# Task description
Identify every line in the records below that contains the word "DiLoCo", and copy each of those lines.

··········

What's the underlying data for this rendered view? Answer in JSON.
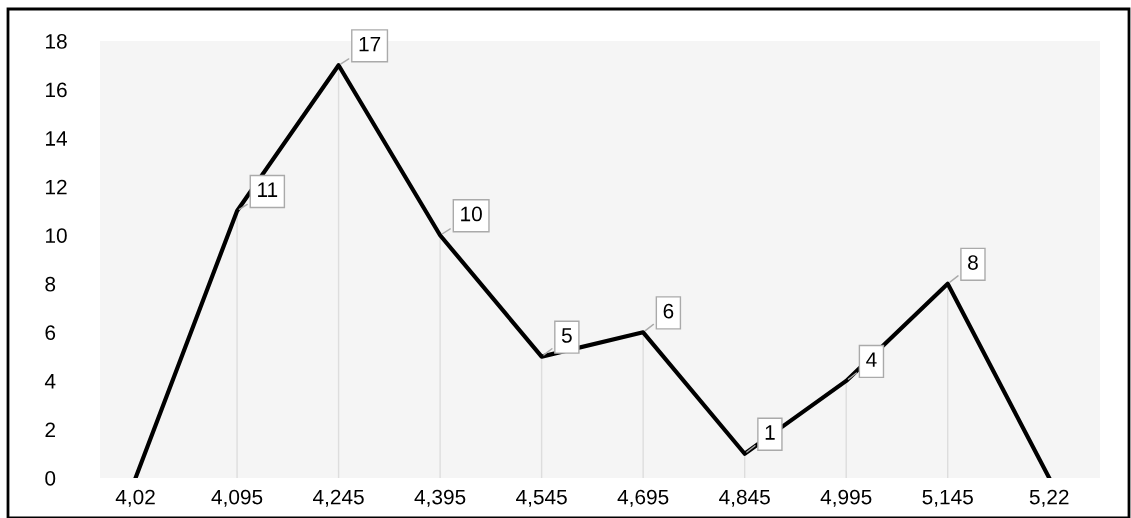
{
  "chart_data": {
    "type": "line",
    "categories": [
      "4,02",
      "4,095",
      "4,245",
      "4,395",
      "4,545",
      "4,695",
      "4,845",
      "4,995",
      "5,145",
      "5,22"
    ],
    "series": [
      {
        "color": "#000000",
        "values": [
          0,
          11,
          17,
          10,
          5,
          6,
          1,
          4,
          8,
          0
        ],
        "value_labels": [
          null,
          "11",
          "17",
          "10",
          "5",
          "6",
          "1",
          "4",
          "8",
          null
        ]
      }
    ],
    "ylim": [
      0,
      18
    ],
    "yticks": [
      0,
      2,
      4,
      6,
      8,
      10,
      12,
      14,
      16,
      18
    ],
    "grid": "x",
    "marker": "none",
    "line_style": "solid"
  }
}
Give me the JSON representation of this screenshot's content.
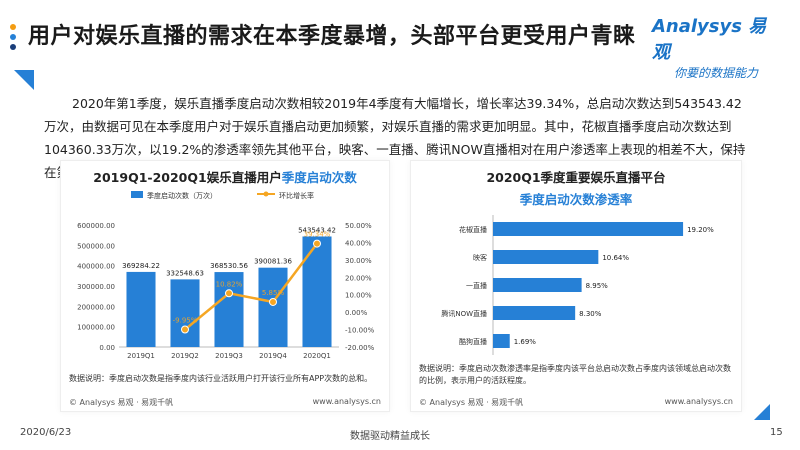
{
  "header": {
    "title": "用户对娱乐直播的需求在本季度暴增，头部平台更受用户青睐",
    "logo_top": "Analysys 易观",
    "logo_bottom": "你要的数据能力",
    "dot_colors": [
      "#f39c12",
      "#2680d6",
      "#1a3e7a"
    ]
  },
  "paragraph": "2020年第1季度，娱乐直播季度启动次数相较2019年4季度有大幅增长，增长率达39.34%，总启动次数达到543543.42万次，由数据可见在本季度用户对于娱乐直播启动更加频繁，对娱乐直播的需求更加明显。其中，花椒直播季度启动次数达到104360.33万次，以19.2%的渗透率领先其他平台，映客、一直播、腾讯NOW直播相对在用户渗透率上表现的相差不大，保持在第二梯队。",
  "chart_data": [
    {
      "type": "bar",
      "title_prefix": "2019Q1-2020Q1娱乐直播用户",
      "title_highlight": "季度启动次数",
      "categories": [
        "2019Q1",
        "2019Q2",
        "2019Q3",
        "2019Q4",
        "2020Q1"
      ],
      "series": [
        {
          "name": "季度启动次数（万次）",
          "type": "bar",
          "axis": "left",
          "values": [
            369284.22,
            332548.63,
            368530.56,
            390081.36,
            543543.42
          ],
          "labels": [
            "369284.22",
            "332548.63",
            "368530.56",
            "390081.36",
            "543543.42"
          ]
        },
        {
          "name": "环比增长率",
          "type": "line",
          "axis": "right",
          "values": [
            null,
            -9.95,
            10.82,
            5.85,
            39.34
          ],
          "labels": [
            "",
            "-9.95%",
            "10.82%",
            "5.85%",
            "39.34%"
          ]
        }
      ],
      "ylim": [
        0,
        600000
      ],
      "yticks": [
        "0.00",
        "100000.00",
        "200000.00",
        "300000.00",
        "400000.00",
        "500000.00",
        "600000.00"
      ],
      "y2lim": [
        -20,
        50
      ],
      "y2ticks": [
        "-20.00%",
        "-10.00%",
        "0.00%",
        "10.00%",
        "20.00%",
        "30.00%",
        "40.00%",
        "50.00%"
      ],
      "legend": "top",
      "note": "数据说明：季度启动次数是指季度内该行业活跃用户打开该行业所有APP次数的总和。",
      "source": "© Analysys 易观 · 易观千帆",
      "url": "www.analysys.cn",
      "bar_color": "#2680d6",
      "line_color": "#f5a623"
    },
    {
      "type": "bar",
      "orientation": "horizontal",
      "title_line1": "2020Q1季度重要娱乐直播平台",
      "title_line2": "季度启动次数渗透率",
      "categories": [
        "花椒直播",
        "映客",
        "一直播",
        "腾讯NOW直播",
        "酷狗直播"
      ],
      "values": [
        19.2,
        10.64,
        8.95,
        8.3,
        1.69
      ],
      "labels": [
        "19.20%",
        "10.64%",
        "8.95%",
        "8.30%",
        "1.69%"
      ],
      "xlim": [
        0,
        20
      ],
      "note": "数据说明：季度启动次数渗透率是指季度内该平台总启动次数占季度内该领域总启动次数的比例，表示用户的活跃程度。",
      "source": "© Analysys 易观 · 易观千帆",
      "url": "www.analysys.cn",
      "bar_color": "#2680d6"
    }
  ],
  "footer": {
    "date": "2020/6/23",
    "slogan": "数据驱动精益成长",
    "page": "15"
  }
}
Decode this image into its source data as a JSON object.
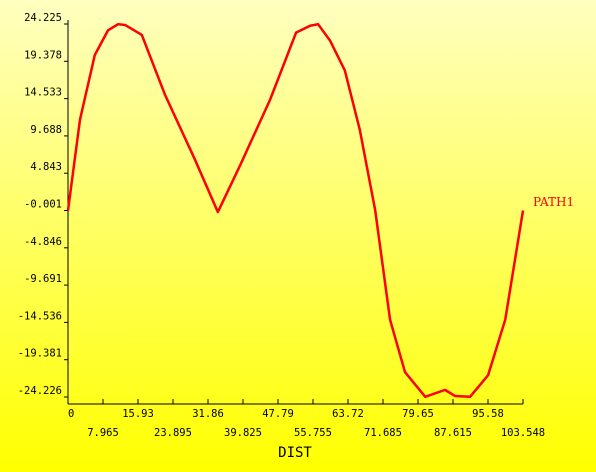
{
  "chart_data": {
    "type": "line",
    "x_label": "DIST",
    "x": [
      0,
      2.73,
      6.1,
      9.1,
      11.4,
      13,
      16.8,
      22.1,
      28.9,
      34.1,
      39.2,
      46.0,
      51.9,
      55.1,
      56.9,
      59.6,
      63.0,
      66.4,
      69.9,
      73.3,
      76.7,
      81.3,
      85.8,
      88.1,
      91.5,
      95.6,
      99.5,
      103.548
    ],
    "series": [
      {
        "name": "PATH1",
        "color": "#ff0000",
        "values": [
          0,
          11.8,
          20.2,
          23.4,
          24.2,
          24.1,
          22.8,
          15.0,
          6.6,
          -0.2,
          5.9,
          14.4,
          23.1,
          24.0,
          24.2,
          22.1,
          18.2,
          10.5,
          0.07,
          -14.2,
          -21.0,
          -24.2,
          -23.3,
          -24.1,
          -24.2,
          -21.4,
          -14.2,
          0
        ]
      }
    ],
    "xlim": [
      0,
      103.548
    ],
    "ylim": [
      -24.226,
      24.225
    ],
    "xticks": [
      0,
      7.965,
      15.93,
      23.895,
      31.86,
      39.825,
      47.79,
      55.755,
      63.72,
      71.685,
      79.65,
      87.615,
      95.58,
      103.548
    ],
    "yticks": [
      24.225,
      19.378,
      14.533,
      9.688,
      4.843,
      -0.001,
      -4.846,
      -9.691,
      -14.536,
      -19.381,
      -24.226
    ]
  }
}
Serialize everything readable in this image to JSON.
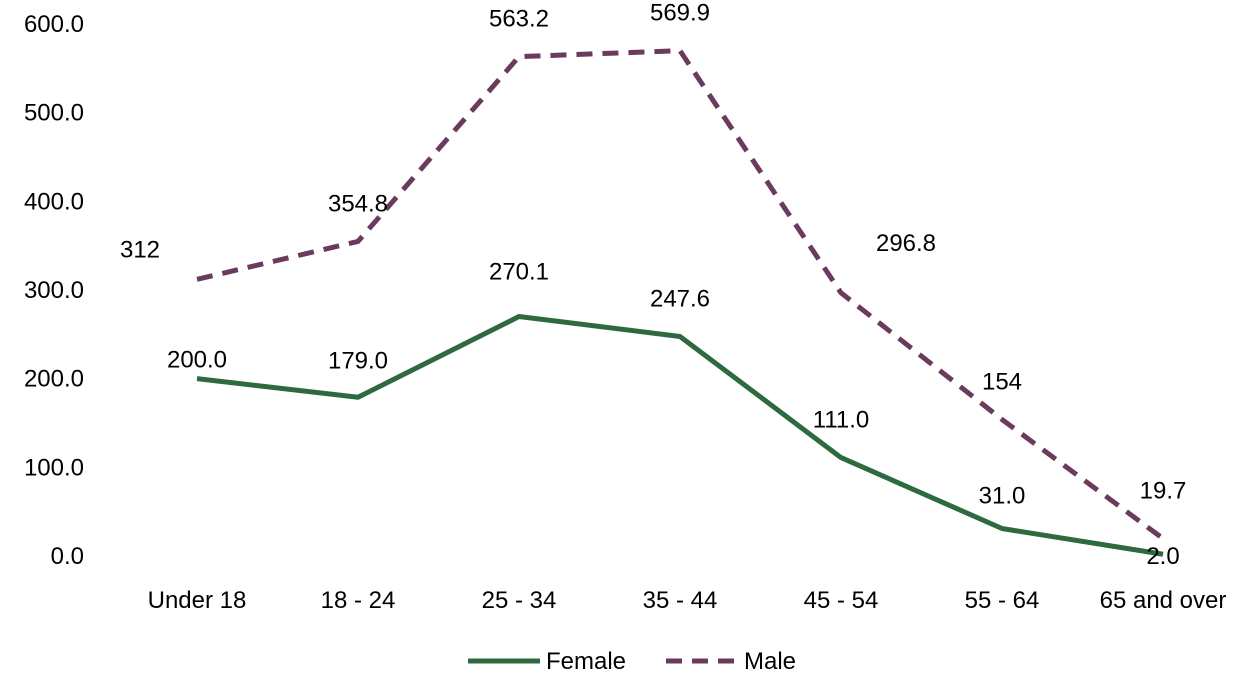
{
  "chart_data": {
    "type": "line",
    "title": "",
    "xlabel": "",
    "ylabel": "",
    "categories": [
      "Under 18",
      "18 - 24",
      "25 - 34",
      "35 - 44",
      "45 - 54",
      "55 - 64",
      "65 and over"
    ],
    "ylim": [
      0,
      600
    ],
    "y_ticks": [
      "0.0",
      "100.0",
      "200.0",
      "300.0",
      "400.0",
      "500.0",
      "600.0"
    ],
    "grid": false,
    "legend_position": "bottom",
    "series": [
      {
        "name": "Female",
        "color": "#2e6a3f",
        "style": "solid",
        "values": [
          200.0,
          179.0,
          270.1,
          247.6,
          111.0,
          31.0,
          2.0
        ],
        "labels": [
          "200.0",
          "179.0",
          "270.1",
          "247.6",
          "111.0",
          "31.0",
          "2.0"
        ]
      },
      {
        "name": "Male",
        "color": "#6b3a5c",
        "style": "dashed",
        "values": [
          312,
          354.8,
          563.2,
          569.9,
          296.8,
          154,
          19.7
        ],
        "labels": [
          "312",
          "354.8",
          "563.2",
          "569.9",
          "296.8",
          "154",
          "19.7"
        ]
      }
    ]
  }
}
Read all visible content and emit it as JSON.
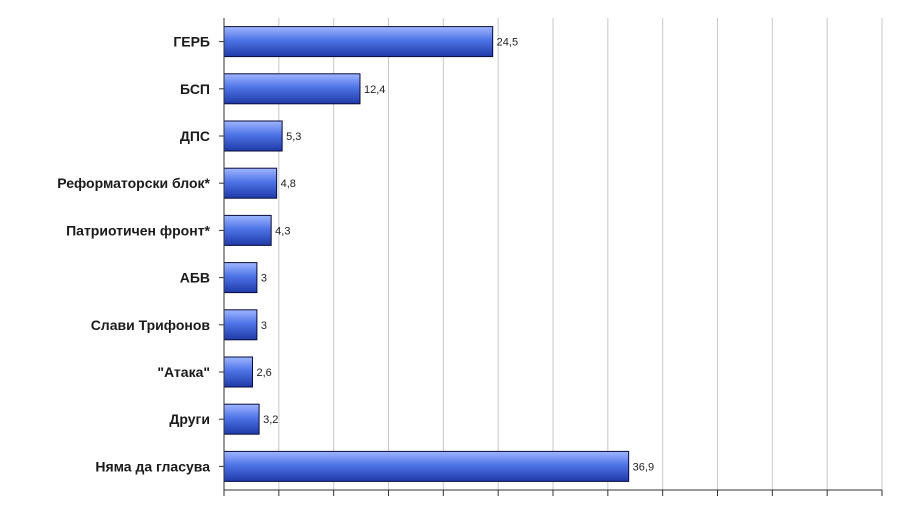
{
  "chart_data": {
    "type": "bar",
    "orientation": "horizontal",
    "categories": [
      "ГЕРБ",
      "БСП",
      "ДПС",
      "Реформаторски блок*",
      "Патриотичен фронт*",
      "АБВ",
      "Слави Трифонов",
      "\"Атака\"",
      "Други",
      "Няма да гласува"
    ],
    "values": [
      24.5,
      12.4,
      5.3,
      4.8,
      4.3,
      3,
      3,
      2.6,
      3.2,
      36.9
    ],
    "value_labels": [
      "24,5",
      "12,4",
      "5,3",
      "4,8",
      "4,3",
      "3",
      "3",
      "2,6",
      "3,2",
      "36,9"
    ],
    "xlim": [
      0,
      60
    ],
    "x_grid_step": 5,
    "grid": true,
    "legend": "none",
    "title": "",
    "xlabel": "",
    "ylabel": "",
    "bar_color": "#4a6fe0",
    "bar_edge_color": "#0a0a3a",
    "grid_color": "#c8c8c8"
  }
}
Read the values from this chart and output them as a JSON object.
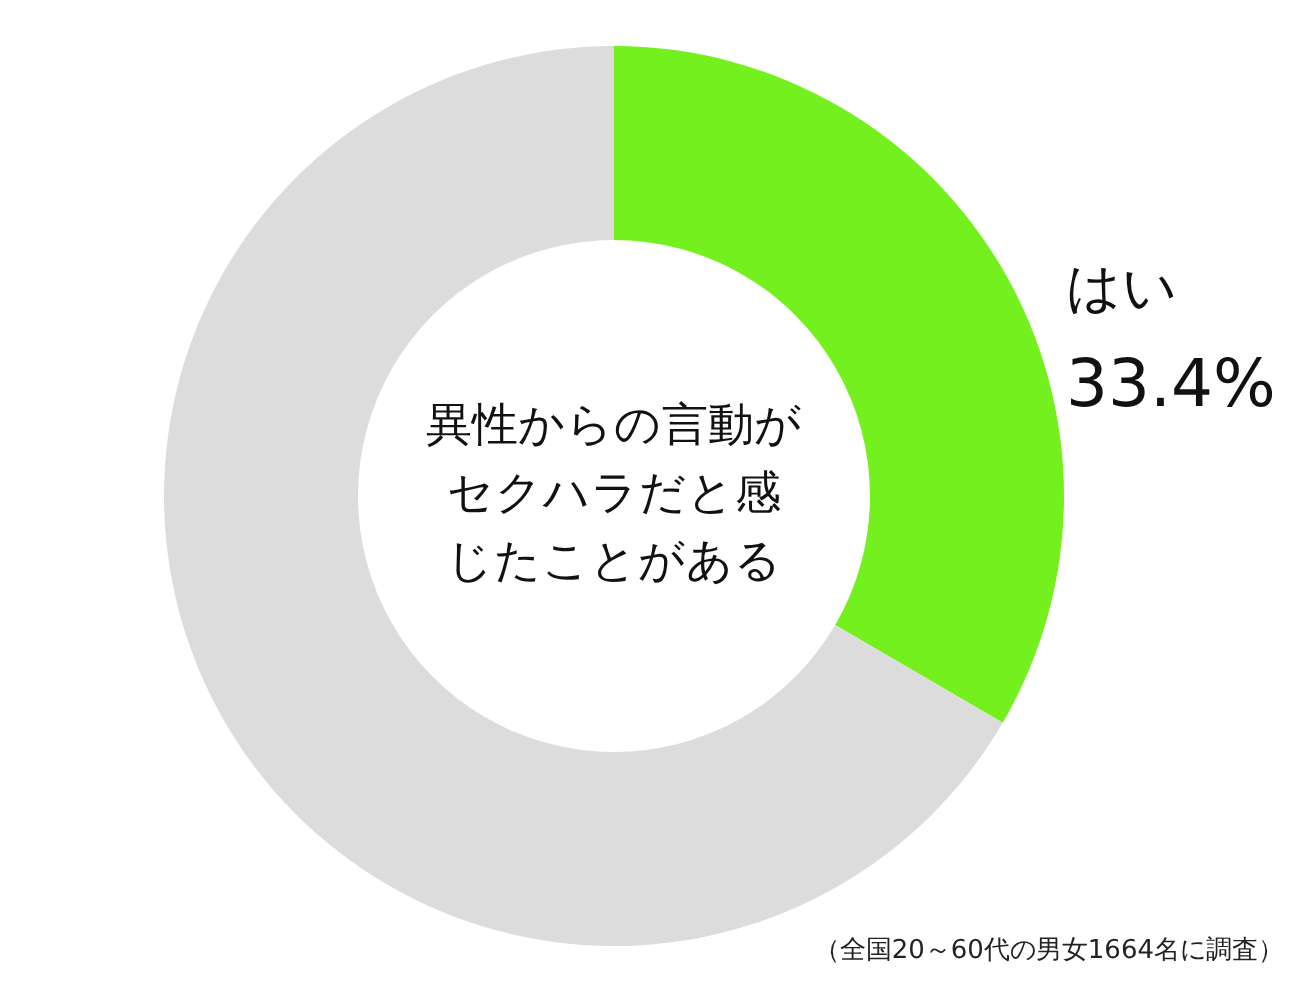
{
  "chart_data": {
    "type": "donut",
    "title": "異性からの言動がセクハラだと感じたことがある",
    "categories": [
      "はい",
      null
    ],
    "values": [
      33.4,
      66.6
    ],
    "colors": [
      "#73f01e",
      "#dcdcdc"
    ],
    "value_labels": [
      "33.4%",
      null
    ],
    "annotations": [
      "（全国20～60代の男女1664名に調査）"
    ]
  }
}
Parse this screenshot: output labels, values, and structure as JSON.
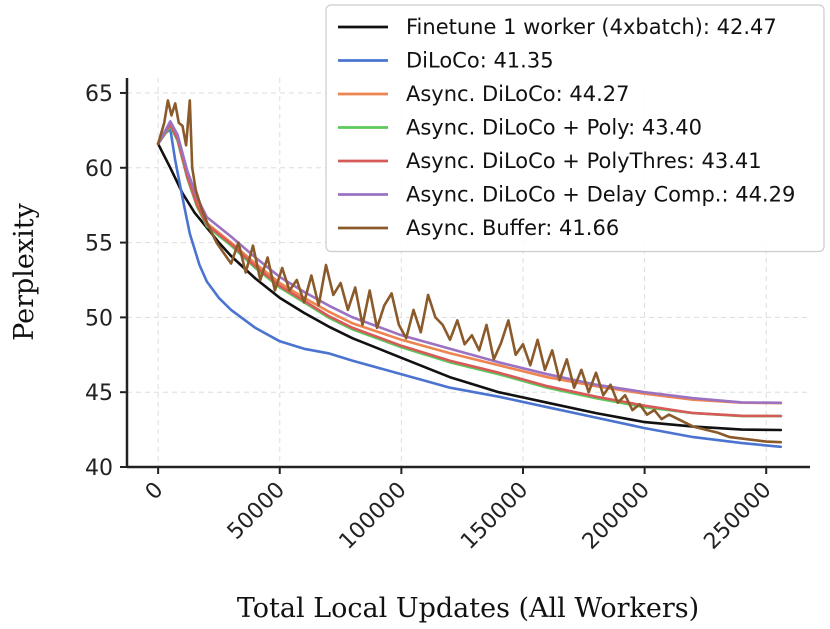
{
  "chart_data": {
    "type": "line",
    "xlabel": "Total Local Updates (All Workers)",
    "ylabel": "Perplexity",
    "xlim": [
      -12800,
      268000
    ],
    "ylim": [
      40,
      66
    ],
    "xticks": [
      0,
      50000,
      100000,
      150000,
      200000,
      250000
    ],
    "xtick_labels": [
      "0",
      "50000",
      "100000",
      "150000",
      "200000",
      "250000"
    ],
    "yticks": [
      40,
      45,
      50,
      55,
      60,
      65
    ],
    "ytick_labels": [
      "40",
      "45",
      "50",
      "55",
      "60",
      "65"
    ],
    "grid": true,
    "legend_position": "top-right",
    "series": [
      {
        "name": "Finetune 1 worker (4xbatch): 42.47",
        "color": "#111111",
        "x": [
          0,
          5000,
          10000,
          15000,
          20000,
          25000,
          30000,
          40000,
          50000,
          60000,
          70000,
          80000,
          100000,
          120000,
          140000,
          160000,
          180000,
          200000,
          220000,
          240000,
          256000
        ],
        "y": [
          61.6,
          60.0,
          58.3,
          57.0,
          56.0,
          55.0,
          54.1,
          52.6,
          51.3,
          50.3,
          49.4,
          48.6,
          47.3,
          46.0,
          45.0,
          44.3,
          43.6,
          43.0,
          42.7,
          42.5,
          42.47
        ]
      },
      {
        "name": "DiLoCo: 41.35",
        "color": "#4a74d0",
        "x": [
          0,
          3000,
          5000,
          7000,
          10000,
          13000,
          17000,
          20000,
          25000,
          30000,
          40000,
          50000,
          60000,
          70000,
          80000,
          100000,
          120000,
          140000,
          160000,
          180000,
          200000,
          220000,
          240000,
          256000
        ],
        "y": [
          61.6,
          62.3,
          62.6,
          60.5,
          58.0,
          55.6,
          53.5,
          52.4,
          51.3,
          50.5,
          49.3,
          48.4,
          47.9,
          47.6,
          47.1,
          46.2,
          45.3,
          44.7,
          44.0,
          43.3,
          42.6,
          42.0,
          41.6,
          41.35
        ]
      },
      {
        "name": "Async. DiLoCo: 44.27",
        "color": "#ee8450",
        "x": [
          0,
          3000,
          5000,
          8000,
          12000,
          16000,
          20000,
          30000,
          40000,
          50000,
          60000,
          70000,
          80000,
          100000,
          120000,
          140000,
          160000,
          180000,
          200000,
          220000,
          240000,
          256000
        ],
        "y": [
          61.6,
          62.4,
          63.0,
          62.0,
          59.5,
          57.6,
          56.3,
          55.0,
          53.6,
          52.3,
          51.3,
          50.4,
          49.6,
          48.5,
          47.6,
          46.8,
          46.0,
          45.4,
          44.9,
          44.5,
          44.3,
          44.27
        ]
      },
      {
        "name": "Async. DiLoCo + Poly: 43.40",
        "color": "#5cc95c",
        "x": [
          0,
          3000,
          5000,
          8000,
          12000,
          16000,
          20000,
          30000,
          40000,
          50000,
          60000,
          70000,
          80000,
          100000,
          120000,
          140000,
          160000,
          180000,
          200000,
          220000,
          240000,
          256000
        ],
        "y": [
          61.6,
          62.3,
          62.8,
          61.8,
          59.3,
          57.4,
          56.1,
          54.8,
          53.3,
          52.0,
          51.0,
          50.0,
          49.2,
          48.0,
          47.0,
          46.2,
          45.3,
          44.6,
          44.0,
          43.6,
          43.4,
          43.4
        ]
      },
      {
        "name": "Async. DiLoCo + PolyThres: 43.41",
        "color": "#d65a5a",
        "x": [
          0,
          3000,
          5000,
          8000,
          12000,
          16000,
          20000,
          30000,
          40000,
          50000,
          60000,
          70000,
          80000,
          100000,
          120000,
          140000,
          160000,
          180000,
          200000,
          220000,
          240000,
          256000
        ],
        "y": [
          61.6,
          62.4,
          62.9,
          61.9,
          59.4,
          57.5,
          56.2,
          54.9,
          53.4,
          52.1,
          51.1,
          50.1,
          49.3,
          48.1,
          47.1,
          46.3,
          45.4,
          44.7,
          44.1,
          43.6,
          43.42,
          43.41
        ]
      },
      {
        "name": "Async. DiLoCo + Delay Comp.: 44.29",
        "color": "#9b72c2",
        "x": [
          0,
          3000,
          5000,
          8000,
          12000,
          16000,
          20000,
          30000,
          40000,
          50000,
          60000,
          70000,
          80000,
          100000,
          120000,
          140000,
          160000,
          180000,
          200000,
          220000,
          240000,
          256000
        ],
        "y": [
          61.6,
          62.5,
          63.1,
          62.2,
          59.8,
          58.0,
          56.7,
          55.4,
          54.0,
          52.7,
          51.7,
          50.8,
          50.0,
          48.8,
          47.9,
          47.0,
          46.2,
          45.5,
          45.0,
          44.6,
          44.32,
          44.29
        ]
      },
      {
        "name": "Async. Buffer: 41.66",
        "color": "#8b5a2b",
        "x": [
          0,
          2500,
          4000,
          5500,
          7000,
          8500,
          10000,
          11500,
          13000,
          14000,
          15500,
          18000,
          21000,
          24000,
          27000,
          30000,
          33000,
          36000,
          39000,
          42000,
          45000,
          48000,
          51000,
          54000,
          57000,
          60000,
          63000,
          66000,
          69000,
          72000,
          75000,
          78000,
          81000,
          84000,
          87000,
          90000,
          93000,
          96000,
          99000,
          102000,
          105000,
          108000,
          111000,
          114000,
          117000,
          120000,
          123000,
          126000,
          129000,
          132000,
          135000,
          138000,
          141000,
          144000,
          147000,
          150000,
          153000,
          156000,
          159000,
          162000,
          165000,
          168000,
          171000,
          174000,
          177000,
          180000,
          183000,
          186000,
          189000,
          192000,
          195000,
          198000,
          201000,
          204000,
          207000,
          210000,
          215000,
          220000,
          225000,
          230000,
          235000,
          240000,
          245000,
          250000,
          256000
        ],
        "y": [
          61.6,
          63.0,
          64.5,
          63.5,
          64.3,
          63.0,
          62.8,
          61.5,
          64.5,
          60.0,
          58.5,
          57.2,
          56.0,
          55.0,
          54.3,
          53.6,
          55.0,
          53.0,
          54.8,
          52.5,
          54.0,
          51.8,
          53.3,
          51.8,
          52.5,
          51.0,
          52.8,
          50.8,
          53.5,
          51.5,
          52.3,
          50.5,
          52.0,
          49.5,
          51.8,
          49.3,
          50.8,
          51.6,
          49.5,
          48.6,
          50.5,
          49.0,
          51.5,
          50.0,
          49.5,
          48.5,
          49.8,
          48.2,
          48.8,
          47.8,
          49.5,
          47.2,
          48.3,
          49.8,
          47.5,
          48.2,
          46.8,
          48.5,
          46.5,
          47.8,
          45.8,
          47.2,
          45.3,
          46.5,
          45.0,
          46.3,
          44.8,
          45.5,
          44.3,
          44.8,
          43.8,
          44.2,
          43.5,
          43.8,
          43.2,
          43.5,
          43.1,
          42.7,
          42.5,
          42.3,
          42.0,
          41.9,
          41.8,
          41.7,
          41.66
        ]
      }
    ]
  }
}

··········

# Final result
        "name": "DiLoCo: 41.35",
        "name": "Async. DiLoCo: 44.27",
        "name": "Async. DiLoCo + Poly: 43.40",
        "name": "Async. DiLoCo + PolyThres: 43.41",
        "name": "Async. DiLoCo + Delay Comp.: 44.29",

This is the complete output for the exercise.